# Stated task:
Return the listing below in full, with every line exactly as it is.

^^^^^^^^

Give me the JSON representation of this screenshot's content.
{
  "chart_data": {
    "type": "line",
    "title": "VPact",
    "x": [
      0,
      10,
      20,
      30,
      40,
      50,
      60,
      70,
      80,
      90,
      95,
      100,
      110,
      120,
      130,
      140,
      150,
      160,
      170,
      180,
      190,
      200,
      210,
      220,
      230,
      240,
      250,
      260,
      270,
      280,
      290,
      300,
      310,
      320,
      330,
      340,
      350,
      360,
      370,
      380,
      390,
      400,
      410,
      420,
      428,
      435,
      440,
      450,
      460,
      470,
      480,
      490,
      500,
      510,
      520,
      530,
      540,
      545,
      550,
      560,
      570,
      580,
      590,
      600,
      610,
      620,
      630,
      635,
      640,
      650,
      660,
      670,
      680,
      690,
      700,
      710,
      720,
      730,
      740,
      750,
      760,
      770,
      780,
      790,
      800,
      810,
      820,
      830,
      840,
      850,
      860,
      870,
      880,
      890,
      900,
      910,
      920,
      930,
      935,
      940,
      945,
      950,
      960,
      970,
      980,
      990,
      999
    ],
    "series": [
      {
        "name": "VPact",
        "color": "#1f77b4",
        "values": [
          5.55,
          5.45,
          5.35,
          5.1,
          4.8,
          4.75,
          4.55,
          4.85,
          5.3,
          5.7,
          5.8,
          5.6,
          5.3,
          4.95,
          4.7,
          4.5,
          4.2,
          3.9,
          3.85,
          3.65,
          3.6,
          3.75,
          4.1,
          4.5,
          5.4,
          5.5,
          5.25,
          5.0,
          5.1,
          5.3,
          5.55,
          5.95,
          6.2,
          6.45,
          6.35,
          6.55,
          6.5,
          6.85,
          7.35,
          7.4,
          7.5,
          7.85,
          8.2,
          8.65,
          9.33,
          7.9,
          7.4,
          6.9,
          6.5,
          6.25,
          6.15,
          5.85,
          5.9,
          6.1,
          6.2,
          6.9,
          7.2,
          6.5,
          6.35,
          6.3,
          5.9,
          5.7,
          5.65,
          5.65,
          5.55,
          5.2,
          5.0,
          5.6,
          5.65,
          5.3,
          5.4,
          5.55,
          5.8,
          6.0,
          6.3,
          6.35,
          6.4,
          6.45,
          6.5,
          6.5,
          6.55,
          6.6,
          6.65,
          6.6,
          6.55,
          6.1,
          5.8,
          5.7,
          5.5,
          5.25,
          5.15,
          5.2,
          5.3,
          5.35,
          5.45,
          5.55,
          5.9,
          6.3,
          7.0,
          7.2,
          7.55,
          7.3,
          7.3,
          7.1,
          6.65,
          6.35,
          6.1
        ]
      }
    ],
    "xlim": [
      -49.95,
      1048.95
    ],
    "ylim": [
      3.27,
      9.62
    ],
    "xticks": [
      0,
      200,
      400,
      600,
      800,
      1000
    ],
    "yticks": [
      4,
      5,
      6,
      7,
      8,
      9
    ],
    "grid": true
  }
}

^^^^^^^^

# The solution:
Give me the JSON representation of this screenshot's content.
{
  "chart_data": {
    "type": "line",
    "title": "VPact",
    "x": [
      0,
      10,
      20,
      30,
      40,
      50,
      60,
      70,
      80,
      90,
      95,
      100,
      110,
      120,
      130,
      140,
      150,
      160,
      170,
      180,
      190,
      200,
      210,
      220,
      230,
      240,
      250,
      260,
      270,
      280,
      290,
      300,
      310,
      320,
      330,
      340,
      350,
      360,
      370,
      380,
      390,
      400,
      410,
      420,
      428,
      435,
      440,
      450,
      460,
      470,
      480,
      490,
      500,
      510,
      520,
      530,
      540,
      545,
      550,
      560,
      570,
      580,
      590,
      600,
      610,
      620,
      630,
      635,
      640,
      650,
      660,
      670,
      680,
      690,
      700,
      710,
      720,
      730,
      740,
      750,
      760,
      770,
      780,
      790,
      800,
      810,
      820,
      830,
      840,
      850,
      860,
      870,
      880,
      890,
      900,
      910,
      920,
      930,
      935,
      940,
      945,
      950,
      960,
      970,
      980,
      990,
      999
    ],
    "series": [
      {
        "name": "VPact",
        "color": "#1f77b4",
        "values": [
          5.55,
          5.45,
          5.35,
          5.1,
          4.8,
          4.75,
          4.55,
          4.85,
          5.3,
          5.7,
          5.8,
          5.6,
          5.3,
          4.95,
          4.7,
          4.5,
          4.2,
          3.9,
          3.85,
          3.65,
          3.6,
          3.75,
          4.1,
          4.5,
          5.4,
          5.5,
          5.25,
          5.0,
          5.1,
          5.3,
          5.55,
          5.95,
          6.2,
          6.45,
          6.35,
          6.55,
          6.5,
          6.85,
          7.35,
          7.4,
          7.5,
          7.85,
          8.2,
          8.65,
          9.33,
          7.9,
          7.4,
          6.9,
          6.5,
          6.25,
          6.15,
          5.85,
          5.9,
          6.1,
          6.2,
          6.9,
          7.2,
          6.5,
          6.35,
          6.3,
          5.9,
          5.7,
          5.65,
          5.65,
          5.55,
          5.2,
          5.0,
          5.6,
          5.65,
          5.3,
          5.4,
          5.55,
          5.8,
          6.0,
          6.3,
          6.35,
          6.4,
          6.45,
          6.5,
          6.5,
          6.55,
          6.6,
          6.65,
          6.6,
          6.55,
          6.1,
          5.8,
          5.7,
          5.5,
          5.25,
          5.15,
          5.2,
          5.3,
          5.35,
          5.45,
          5.55,
          5.9,
          6.3,
          7.0,
          7.2,
          7.55,
          7.3,
          7.3,
          7.1,
          6.65,
          6.35,
          6.1
        ]
      }
    ],
    "xlim": [
      -49.95,
      1048.95
    ],
    "ylim": [
      3.27,
      9.62
    ],
    "xticks": [
      0,
      200,
      400,
      600,
      800,
      1000
    ],
    "yticks": [
      4,
      5,
      6,
      7,
      8,
      9
    ],
    "grid": true
  }
}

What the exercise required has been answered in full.